STATED PROBLEM
Which lines of the records contain "title"? Collect every one of them.
=== DATA FOR THE TASK ===
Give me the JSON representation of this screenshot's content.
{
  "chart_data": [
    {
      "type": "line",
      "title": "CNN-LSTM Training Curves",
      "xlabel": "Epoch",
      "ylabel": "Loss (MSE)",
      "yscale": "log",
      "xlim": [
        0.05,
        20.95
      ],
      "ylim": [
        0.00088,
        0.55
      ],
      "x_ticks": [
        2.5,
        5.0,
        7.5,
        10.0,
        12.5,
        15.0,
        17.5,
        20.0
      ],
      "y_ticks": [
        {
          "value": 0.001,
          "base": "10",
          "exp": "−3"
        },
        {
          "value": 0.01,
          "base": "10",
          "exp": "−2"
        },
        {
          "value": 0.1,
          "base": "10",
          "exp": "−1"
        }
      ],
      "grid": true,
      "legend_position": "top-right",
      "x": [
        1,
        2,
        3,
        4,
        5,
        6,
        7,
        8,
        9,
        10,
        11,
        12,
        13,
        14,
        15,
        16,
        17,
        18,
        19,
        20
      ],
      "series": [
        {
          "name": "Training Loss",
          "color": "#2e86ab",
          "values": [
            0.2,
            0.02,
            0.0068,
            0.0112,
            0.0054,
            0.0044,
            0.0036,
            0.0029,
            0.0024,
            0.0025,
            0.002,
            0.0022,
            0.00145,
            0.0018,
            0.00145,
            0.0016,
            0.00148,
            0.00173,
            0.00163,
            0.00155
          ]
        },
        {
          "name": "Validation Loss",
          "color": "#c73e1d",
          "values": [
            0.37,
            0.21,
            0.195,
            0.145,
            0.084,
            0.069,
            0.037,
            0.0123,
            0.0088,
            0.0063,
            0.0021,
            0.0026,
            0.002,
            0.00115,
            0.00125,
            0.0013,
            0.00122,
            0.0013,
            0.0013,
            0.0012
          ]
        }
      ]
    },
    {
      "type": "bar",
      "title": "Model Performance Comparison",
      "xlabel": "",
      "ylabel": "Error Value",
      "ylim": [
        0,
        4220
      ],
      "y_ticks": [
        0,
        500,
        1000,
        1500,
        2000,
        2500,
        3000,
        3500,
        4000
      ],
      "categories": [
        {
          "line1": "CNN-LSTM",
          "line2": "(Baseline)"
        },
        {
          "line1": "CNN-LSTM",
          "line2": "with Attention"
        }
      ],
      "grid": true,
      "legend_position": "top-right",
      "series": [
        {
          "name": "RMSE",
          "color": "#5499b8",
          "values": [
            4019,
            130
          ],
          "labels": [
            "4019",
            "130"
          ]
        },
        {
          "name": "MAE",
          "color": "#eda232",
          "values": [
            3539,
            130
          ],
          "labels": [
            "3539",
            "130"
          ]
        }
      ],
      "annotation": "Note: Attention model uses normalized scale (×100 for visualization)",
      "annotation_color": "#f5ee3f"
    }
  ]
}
===
RESULT BELOW
      "title": "CNN-LSTM Training Curves",
      "title": "Model Performance Comparison",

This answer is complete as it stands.